Exercise requirements: Search the records that follow and extract every line containing the string "городу".

§

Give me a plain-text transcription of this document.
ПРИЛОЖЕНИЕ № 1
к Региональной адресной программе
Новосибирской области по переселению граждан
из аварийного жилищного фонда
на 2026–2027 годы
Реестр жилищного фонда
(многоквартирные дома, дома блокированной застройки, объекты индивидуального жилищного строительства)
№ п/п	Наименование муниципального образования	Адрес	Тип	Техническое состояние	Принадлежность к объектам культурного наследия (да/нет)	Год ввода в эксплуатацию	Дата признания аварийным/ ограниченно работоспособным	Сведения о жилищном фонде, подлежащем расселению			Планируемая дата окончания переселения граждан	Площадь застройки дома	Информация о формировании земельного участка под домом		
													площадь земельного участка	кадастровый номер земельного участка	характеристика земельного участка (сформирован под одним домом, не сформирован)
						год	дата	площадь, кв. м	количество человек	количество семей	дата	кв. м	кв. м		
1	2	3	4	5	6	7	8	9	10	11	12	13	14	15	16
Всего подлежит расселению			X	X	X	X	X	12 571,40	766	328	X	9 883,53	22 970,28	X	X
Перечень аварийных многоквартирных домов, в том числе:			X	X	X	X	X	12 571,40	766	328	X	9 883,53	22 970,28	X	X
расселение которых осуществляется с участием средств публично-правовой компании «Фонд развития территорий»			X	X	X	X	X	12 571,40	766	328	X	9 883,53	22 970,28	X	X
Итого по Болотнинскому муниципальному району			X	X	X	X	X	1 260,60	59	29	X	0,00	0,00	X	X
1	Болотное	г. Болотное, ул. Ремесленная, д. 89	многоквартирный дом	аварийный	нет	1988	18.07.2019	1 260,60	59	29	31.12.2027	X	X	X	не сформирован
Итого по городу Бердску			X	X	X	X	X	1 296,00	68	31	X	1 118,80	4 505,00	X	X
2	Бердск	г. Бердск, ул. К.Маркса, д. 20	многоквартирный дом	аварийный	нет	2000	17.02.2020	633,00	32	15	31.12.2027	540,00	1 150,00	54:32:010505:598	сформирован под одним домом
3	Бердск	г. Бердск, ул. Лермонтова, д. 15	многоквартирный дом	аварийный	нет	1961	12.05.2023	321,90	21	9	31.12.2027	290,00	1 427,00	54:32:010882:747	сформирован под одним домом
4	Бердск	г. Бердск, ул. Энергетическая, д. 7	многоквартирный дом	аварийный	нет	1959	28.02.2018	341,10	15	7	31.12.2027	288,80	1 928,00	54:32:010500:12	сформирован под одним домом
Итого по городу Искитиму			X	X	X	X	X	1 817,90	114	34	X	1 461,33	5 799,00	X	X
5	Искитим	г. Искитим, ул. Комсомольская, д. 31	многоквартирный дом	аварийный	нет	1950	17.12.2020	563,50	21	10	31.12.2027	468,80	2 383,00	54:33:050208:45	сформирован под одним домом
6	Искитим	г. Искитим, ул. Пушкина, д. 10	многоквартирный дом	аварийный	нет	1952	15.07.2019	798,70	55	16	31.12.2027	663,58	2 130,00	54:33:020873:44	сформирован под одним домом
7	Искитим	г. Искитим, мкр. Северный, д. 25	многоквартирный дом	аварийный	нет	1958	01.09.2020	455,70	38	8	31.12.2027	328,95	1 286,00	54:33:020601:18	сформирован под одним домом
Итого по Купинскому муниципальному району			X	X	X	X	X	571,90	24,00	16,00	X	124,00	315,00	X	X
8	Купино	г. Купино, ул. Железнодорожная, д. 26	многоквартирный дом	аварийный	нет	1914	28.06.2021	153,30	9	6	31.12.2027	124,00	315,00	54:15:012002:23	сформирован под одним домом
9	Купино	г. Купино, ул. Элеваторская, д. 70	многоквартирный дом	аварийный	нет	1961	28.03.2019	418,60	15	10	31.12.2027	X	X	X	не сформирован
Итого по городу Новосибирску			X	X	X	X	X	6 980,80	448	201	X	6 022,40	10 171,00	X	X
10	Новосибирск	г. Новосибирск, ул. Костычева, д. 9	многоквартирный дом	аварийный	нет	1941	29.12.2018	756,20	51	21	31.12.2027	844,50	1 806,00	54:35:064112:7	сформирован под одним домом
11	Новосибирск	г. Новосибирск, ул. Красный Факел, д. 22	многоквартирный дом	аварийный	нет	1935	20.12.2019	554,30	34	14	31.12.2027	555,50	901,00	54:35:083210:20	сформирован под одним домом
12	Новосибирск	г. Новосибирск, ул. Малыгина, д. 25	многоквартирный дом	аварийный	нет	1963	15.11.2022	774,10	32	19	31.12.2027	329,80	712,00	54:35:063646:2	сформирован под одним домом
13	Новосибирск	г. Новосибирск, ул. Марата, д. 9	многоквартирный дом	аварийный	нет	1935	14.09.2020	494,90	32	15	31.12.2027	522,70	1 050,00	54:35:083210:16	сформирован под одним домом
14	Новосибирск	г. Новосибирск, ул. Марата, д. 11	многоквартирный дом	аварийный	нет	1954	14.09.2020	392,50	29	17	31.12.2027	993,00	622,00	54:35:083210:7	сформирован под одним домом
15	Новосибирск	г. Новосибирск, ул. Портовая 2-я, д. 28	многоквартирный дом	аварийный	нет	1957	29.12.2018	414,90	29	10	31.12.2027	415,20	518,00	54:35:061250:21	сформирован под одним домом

§

Expected output:
Итого по городу Бердску			X	X	X	X	X	1 296,00	68	31	X	1 118,80	4 505,00	X	X
Итого по городу Искитиму			X	X	X	X	X	1 817,90	114	34	X	1 461,33	5 799,00	X	X
Итого по городу Новосибирску			X	X	X	X	X	6 980,80	448	201	X	6 022,40	10 171,00	X	X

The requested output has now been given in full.